Extracted records
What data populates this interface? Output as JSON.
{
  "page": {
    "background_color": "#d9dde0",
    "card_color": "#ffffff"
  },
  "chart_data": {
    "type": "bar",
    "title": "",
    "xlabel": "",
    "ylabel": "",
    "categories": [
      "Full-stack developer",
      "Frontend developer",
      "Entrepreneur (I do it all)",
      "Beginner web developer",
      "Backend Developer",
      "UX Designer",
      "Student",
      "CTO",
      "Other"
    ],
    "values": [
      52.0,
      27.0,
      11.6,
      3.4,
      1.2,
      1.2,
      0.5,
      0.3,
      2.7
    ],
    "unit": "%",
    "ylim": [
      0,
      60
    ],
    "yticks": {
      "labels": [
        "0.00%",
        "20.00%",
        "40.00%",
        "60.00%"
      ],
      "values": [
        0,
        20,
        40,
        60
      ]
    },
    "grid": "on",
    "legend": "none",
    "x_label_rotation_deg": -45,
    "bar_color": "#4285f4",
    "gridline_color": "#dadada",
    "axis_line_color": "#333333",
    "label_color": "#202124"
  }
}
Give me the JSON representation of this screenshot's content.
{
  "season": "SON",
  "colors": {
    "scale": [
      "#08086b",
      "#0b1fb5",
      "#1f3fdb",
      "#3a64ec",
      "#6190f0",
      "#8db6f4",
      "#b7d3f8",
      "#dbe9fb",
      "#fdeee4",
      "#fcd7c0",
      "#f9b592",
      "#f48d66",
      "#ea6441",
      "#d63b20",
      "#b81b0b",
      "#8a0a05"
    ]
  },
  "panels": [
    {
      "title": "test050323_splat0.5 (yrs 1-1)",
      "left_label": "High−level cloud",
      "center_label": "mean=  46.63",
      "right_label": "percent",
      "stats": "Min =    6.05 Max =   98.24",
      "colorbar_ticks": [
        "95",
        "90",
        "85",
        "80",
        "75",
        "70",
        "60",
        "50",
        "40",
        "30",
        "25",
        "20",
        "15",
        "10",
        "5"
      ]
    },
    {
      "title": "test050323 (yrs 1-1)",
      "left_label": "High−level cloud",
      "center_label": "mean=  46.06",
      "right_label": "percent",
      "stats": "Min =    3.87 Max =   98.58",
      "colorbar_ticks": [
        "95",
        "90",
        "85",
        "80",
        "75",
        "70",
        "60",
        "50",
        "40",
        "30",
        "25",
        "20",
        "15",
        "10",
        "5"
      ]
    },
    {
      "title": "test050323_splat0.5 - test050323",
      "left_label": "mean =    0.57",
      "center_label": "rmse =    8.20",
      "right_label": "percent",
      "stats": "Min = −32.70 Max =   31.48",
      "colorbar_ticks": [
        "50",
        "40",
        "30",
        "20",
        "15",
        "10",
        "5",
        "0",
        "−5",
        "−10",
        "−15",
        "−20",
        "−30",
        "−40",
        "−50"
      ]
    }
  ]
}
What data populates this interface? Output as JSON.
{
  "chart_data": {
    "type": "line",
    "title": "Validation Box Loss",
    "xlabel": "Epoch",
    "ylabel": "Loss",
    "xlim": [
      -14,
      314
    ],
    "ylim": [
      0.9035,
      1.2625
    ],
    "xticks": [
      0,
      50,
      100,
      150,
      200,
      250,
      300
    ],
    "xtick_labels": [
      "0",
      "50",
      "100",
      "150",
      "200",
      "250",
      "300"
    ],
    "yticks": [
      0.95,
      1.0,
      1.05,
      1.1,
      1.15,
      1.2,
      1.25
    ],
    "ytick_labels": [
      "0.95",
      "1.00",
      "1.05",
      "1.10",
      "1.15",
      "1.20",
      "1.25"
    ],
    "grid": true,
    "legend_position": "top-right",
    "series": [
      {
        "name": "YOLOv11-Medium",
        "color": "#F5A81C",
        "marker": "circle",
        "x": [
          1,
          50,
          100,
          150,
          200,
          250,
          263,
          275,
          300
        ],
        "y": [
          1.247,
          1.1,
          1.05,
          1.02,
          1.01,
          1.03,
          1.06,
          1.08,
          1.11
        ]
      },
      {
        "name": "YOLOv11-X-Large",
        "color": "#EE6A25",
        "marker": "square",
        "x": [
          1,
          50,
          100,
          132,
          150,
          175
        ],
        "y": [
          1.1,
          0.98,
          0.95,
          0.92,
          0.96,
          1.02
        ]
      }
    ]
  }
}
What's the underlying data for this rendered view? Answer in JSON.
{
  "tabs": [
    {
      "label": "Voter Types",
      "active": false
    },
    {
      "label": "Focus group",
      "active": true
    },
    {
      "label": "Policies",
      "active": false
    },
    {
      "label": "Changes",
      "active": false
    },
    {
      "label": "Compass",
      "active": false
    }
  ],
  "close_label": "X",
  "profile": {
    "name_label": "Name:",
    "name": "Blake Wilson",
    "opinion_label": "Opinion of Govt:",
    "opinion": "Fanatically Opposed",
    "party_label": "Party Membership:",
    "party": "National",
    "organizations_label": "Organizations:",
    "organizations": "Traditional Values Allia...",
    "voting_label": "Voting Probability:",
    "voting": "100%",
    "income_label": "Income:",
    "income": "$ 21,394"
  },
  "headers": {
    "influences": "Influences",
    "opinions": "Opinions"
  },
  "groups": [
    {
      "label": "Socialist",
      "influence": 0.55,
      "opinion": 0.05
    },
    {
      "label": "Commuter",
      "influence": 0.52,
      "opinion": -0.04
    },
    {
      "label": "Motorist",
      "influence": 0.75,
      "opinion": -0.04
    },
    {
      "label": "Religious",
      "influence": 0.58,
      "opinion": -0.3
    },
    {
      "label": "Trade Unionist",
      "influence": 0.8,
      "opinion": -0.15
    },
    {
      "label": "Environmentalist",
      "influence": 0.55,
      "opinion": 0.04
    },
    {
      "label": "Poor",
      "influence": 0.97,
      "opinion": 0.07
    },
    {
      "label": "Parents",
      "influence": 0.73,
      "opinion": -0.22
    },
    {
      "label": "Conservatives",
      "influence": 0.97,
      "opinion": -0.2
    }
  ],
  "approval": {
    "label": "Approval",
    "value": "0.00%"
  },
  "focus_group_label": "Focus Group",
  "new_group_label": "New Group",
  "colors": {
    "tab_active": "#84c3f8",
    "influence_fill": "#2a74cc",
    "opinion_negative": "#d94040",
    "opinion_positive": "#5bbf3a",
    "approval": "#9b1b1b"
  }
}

> _Instruction_
Copy the data above exactly. Every line must be included.

> _Expected answer_
What data populates this interface? Output as JSON.
{
  "page": {
    "background_color": "#d9dde0",
    "card_color": "#ffffff"
  },
  "chart_data": {
    "type": "bar",
    "title": "",
    "xlabel": "",
    "ylabel": "",
    "categories": [
      "Full-stack developer",
      "Frontend developer",
      "Entrepreneur (I do it all)",
      "Beginner web developer",
      "Backend Developer",
      "UX Designer",
      "Student",
      "CTO",
      "Other"
    ],
    "values": [
      52.0,
      27.0,
      11.6,
      3.4,
      1.2,
      1.2,
      0.5,
      0.3,
      2.7
    ],
    "unit": "%",
    "ylim": [
      0,
      60
    ],
    "yticks": {
      "labels": [
        "0.00%",
        "20.00%",
        "40.00%",
        "60.00%"
      ],
      "values": [
        0,
        20,
        40,
        60
      ]
    },
    "grid": "on",
    "legend": "none",
    "x_label_rotation_deg": -45,
    "bar_color": "#4285f4",
    "gridline_color": "#dadada",
    "axis_line_color": "#333333",
    "label_color": "#202124"
  }
}
Give me the JSON representation of this screenshot's content.
{
  "season": "SON",
  "colors": {
    "scale": [
      "#08086b",
      "#0b1fb5",
      "#1f3fdb",
      "#3a64ec",
      "#6190f0",
      "#8db6f4",
      "#b7d3f8",
      "#dbe9fb",
      "#fdeee4",
      "#fcd7c0",
      "#f9b592",
      "#f48d66",
      "#ea6441",
      "#d63b20",
      "#b81b0b",
      "#8a0a05"
    ]
  },
  "panels": [
    {
      "title": "test050323_splat0.5 (yrs 1-1)",
      "left_label": "High−level cloud",
      "center_label": "mean=  46.63",
      "right_label": "percent",
      "stats": "Min =    6.05 Max =   98.24",
      "colorbar_ticks": [
        "95",
        "90",
        "85",
        "80",
        "75",
        "70",
        "60",
        "50",
        "40",
        "30",
        "25",
        "20",
        "15",
        "10",
        "5"
      ]
    },
    {
      "title": "test050323 (yrs 1-1)",
      "left_label": "High−level cloud",
      "center_label": "mean=  46.06",
      "right_label": "percent",
      "stats": "Min =    3.87 Max =   98.58",
      "colorbar_ticks": [
        "95",
        "90",
        "85",
        "80",
        "75",
        "70",
        "60",
        "50",
        "40",
        "30",
        "25",
        "20",
        "15",
        "10",
        "5"
      ]
    },
    {
      "title": "test050323_splat0.5 - test050323",
      "left_label": "mean =    0.57",
      "center_label": "rmse =    8.20",
      "right_label": "percent",
      "stats": "Min = −32.70 Max =   31.48",
      "colorbar_ticks": [
        "50",
        "40",
        "30",
        "20",
        "15",
        "10",
        "5",
        "0",
        "−5",
        "−10",
        "−15",
        "−20",
        "−30",
        "−40",
        "−50"
      ]
    }
  ]
}
What data populates this interface? Output as JSON.
{
  "chart_data": {
    "type": "line",
    "title": "Validation Box Loss",
    "xlabel": "Epoch",
    "ylabel": "Loss",
    "xlim": [
      -14,
      314
    ],
    "ylim": [
      0.9035,
      1.2625
    ],
    "xticks": [
      0,
      50,
      100,
      150,
      200,
      250,
      300
    ],
    "xtick_labels": [
      "0",
      "50",
      "100",
      "150",
      "200",
      "250",
      "300"
    ],
    "yticks": [
      0.95,
      1.0,
      1.05,
      1.1,
      1.15,
      1.2,
      1.25
    ],
    "ytick_labels": [
      "0.95",
      "1.00",
      "1.05",
      "1.10",
      "1.15",
      "1.20",
      "1.25"
    ],
    "grid": true,
    "legend_position": "top-right",
    "series": [
      {
        "name": "YOLOv11-Medium",
        "color": "#F5A81C",
        "marker": "circle",
        "x": [
          1,
          50,
          100,
          150,
          200,
          250,
          263,
          275,
          300
        ],
        "y": [
          1.247,
          1.1,
          1.05,
          1.02,
          1.01,
          1.03,
          1.06,
          1.08,
          1.11
        ]
      },
      {
        "name": "YOLOv11-X-Large",
        "color": "#EE6A25",
        "marker": "square",
        "x": [
          1,
          50,
          100,
          132,
          150,
          175
        ],
        "y": [
          1.1,
          0.98,
          0.95,
          0.92,
          0.96,
          1.02
        ]
      }
    ]
  }
}
What's the underlying data for this rendered view? Answer in JSON.
{
  "tabs": [
    {
      "label": "Voter Types",
      "active": false
    },
    {
      "label": "Focus group",
      "active": true
    },
    {
      "label": "Policies",
      "active": false
    },
    {
      "label": "Changes",
      "active": false
    },
    {
      "label": "Compass",
      "active": false
    }
  ],
  "close_label": "X",
  "profile": {
    "name_label": "Name:",
    "name": "Blake Wilson",
    "opinion_label": "Opinion of Govt:",
    "opinion": "Fanatically Opposed",
    "party_label": "Party Membership:",
    "party": "National",
    "organizations_label": "Organizations:",
    "organizations": "Traditional Values Allia...",
    "voting_label": "Voting Probability:",
    "voting": "100%",
    "income_label": "Income:",
    "income": "$ 21,394"
  },
  "headers": {
    "influences": "Influences",
    "opinions": "Opinions"
  },
  "groups": [
    {
      "label": "Socialist",
      "influence": 0.55,
      "opinion": 0.05
    },
    {
      "label": "Commuter",
      "influence": 0.52,
      "opinion": -0.04
    },
    {
      "label": "Motorist",
      "influence": 0.75,
      "opinion": -0.04
    },
    {
      "label": "Religious",
      "influence": 0.58,
      "opinion": -0.3
    },
    {
      "label": "Trade Unionist",
      "influence": 0.8,
      "opinion": -0.15
    },
    {
      "label": "Environmentalist",
      "influence": 0.55,
      "opinion": 0.04
    },
    {
      "label": "Poor",
      "influence": 0.97,
      "opinion": 0.07
    },
    {
      "label": "Parents",
      "influence": 0.73,
      "opinion": -0.22
    },
    {
      "label": "Conservatives",
      "influence": 0.97,
      "opinion": -0.2
    }
  ],
  "approval": {
    "label": "Approval",
    "value": "0.00%"
  },
  "focus_group_label": "Focus Group",
  "new_group_label": "New Group",
  "colors": {
    "tab_active": "#84c3f8",
    "influence_fill": "#2a74cc",
    "opinion_negative": "#d94040",
    "opinion_positive": "#5bbf3a",
    "approval": "#9b1b1b"
  }
}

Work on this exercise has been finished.